• **What is needed**
The records below must be written out exactly, with every picture left behind.

[Stored data]
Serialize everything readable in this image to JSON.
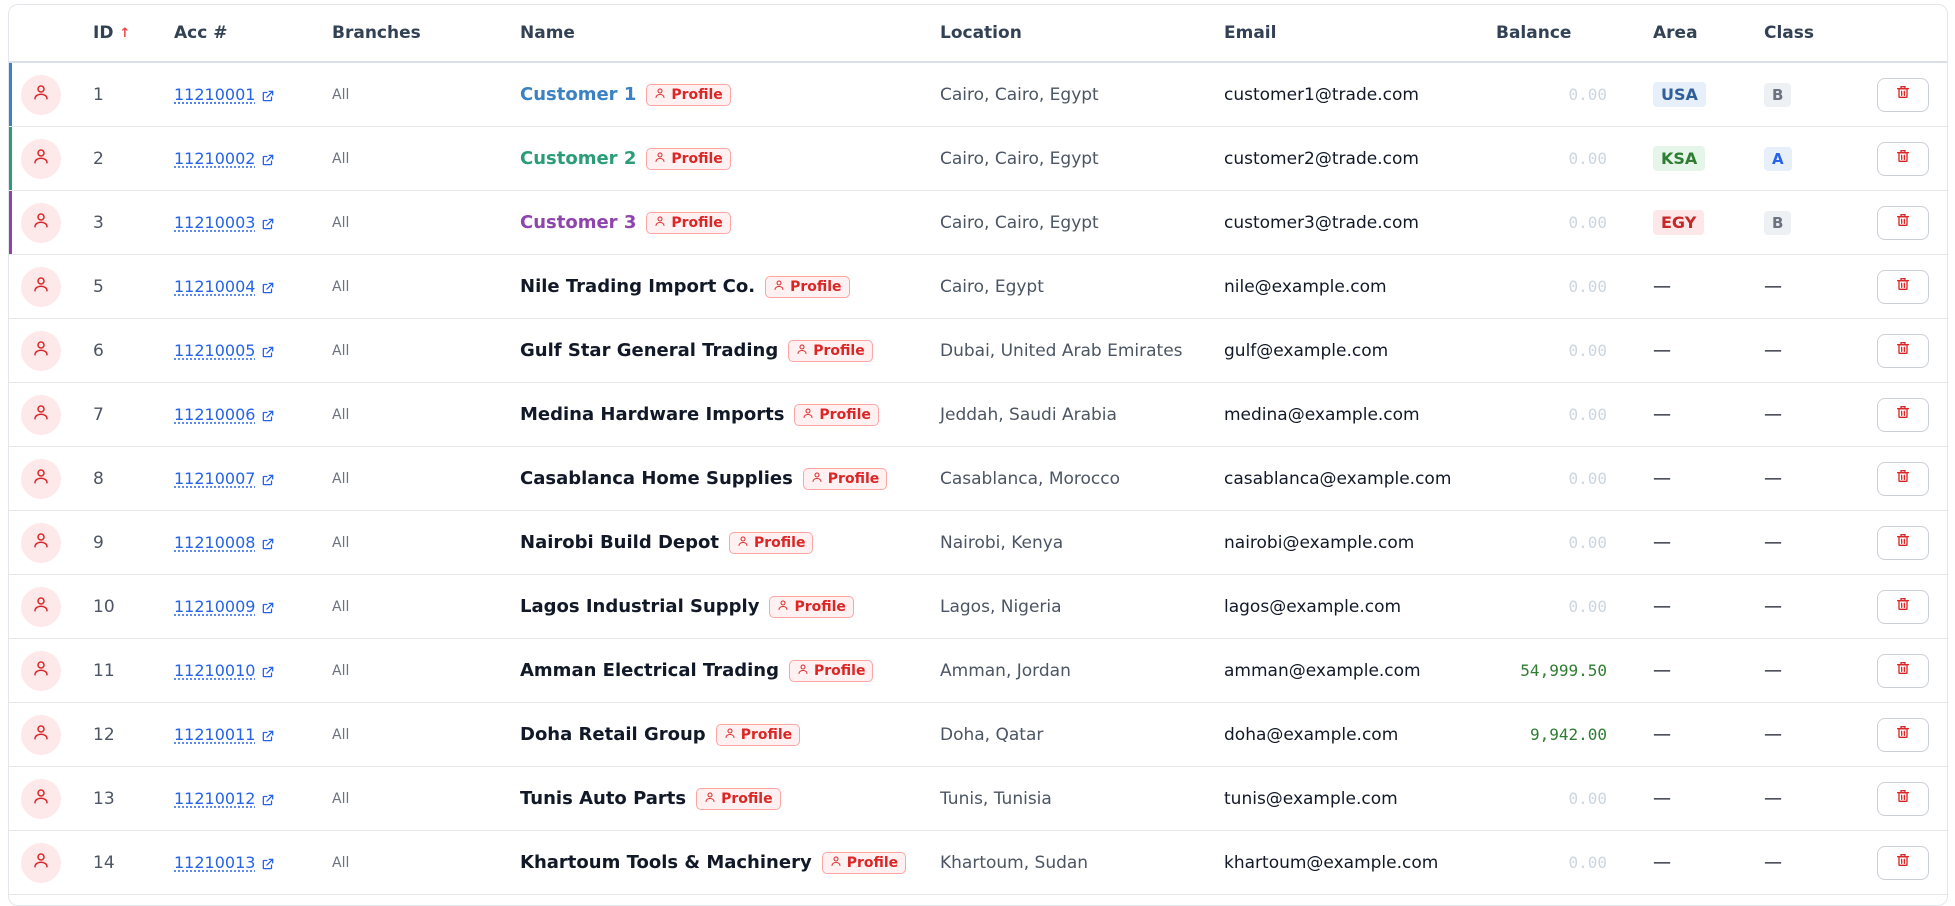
{
  "header": {
    "id": "ID",
    "acc": "Acc #",
    "branches": "Branches",
    "name": "Name",
    "location": "Location",
    "email": "Email",
    "balance": "Balance",
    "area": "Area",
    "class": "Class",
    "sort_icon": "↑"
  },
  "profile_label": "Profile",
  "colors": {
    "accent_blue": "#3b82c4",
    "accent_green": "#2a9d78",
    "accent_purple": "#8e44ad",
    "danger": "#dc2626",
    "link": "#2563eb",
    "balance_zero": "#cbd5e1",
    "balance_positive": "#2e7d32"
  },
  "rows": [
    {
      "id": "1",
      "acc": "11210001",
      "branches": "All",
      "name": "Customer 1",
      "location": "Cairo, Cairo, Egypt",
      "email": "customer1@trade.com",
      "balance": "0.00",
      "area": "USA",
      "class": "B"
    },
    {
      "id": "2",
      "acc": "11210002",
      "branches": "All",
      "name": "Customer 2",
      "location": "Cairo, Cairo, Egypt",
      "email": "customer2@trade.com",
      "balance": "0.00",
      "area": "KSA",
      "class": "A"
    },
    {
      "id": "3",
      "acc": "11210003",
      "branches": "All",
      "name": "Customer 3",
      "location": "Cairo, Cairo, Egypt",
      "email": "customer3@trade.com",
      "balance": "0.00",
      "area": "EGY",
      "class": "B"
    },
    {
      "id": "5",
      "acc": "11210004",
      "branches": "All",
      "name": "Nile Trading Import Co.",
      "location": "Cairo, Egypt",
      "email": "nile@example.com",
      "balance": "0.00",
      "area": "—",
      "class": "—"
    },
    {
      "id": "6",
      "acc": "11210005",
      "branches": "All",
      "name": "Gulf Star General Trading",
      "location": "Dubai, United Arab Emirates",
      "email": "gulf@example.com",
      "balance": "0.00",
      "area": "—",
      "class": "—"
    },
    {
      "id": "7",
      "acc": "11210006",
      "branches": "All",
      "name": "Medina Hardware Imports",
      "location": "Jeddah, Saudi Arabia",
      "email": "medina@example.com",
      "balance": "0.00",
      "area": "—",
      "class": "—"
    },
    {
      "id": "8",
      "acc": "11210007",
      "branches": "All",
      "name": "Casablanca Home Supplies",
      "location": "Casablanca, Morocco",
      "email": "casablanca@example.com",
      "balance": "0.00",
      "area": "—",
      "class": "—"
    },
    {
      "id": "9",
      "acc": "11210008",
      "branches": "All",
      "name": "Nairobi Build Depot",
      "location": "Nairobi, Kenya",
      "email": "nairobi@example.com",
      "balance": "0.00",
      "area": "—",
      "class": "—"
    },
    {
      "id": "10",
      "acc": "11210009",
      "branches": "All",
      "name": "Lagos Industrial Supply",
      "location": "Lagos, Nigeria",
      "email": "lagos@example.com",
      "balance": "0.00",
      "area": "—",
      "class": "—"
    },
    {
      "id": "11",
      "acc": "11210010",
      "branches": "All",
      "name": "Amman Electrical Trading",
      "location": "Amman, Jordan",
      "email": "amman@example.com",
      "balance": "54,999.50",
      "area": "—",
      "class": "—"
    },
    {
      "id": "12",
      "acc": "11210011",
      "branches": "All",
      "name": "Doha Retail Group",
      "location": "Doha, Qatar",
      "email": "doha@example.com",
      "balance": "9,942.00",
      "area": "—",
      "class": "—"
    },
    {
      "id": "13",
      "acc": "11210012",
      "branches": "All",
      "name": "Tunis Auto Parts",
      "location": "Tunis, Tunisia",
      "email": "tunis@example.com",
      "balance": "0.00",
      "area": "—",
      "class": "—"
    },
    {
      "id": "14",
      "acc": "11210013",
      "branches": "All",
      "name": "Khartoum Tools & Machinery",
      "location": "Khartoum, Sudan",
      "email": "khartoum@example.com",
      "balance": "0.00",
      "area": "—",
      "class": "—"
    }
  ]
}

• **Output below**
Serialize everything readable in this image to JSON.
{
  "header": {
    "id": "ID",
    "acc": "Acc #",
    "branches": "Branches",
    "name": "Name",
    "location": "Location",
    "email": "Email",
    "balance": "Balance",
    "area": "Area",
    "class": "Class",
    "sort_icon": "↑"
  },
  "profile_label": "Profile",
  "colors": {
    "accent_blue": "#3b82c4",
    "accent_green": "#2a9d78",
    "accent_purple": "#8e44ad",
    "danger": "#dc2626",
    "link": "#2563eb",
    "balance_zero": "#cbd5e1",
    "balance_positive": "#2e7d32"
  },
  "rows": [
    {
      "id": "1",
      "acc": "11210001",
      "branches": "All",
      "name": "Customer 1",
      "location": "Cairo, Cairo, Egypt",
      "email": "customer1@trade.com",
      "balance": "0.00",
      "area": "USA",
      "class": "B"
    },
    {
      "id": "2",
      "acc": "11210002",
      "branches": "All",
      "name": "Customer 2",
      "location": "Cairo, Cairo, Egypt",
      "email": "customer2@trade.com",
      "balance": "0.00",
      "area": "KSA",
      "class": "A"
    },
    {
      "id": "3",
      "acc": "11210003",
      "branches": "All",
      "name": "Customer 3",
      "location": "Cairo, Cairo, Egypt",
      "email": "customer3@trade.com",
      "balance": "0.00",
      "area": "EGY",
      "class": "B"
    },
    {
      "id": "5",
      "acc": "11210004",
      "branches": "All",
      "name": "Nile Trading Import Co.",
      "location": "Cairo, Egypt",
      "email": "nile@example.com",
      "balance": "0.00",
      "area": "—",
      "class": "—"
    },
    {
      "id": "6",
      "acc": "11210005",
      "branches": "All",
      "name": "Gulf Star General Trading",
      "location": "Dubai, United Arab Emirates",
      "email": "gulf@example.com",
      "balance": "0.00",
      "area": "—",
      "class": "—"
    },
    {
      "id": "7",
      "acc": "11210006",
      "branches": "All",
      "name": "Medina Hardware Imports",
      "location": "Jeddah, Saudi Arabia",
      "email": "medina@example.com",
      "balance": "0.00",
      "area": "—",
      "class": "—"
    },
    {
      "id": "8",
      "acc": "11210007",
      "branches": "All",
      "name": "Casablanca Home Supplies",
      "location": "Casablanca, Morocco",
      "email": "casablanca@example.com",
      "balance": "0.00",
      "area": "—",
      "class": "—"
    },
    {
      "id": "9",
      "acc": "11210008",
      "branches": "All",
      "name": "Nairobi Build Depot",
      "location": "Nairobi, Kenya",
      "email": "nairobi@example.com",
      "balance": "0.00",
      "area": "—",
      "class": "—"
    },
    {
      "id": "10",
      "acc": "11210009",
      "branches": "All",
      "name": "Lagos Industrial Supply",
      "location": "Lagos, Nigeria",
      "email": "lagos@example.com",
      "balance": "0.00",
      "area": "—",
      "class": "—"
    },
    {
      "id": "11",
      "acc": "11210010",
      "branches": "All",
      "name": "Amman Electrical Trading",
      "location": "Amman, Jordan",
      "email": "amman@example.com",
      "balance": "54,999.50",
      "area": "—",
      "class": "—"
    },
    {
      "id": "12",
      "acc": "11210011",
      "branches": "All",
      "name": "Doha Retail Group",
      "location": "Doha, Qatar",
      "email": "doha@example.com",
      "balance": "9,942.00",
      "area": "—",
      "class": "—"
    },
    {
      "id": "13",
      "acc": "11210012",
      "branches": "All",
      "name": "Tunis Auto Parts",
      "location": "Tunis, Tunisia",
      "email": "tunis@example.com",
      "balance": "0.00",
      "area": "—",
      "class": "—"
    },
    {
      "id": "14",
      "acc": "11210013",
      "branches": "All",
      "name": "Khartoum Tools & Machinery",
      "location": "Khartoum, Sudan",
      "email": "khartoum@example.com",
      "balance": "0.00",
      "area": "—",
      "class": "—"
    }
  ]
}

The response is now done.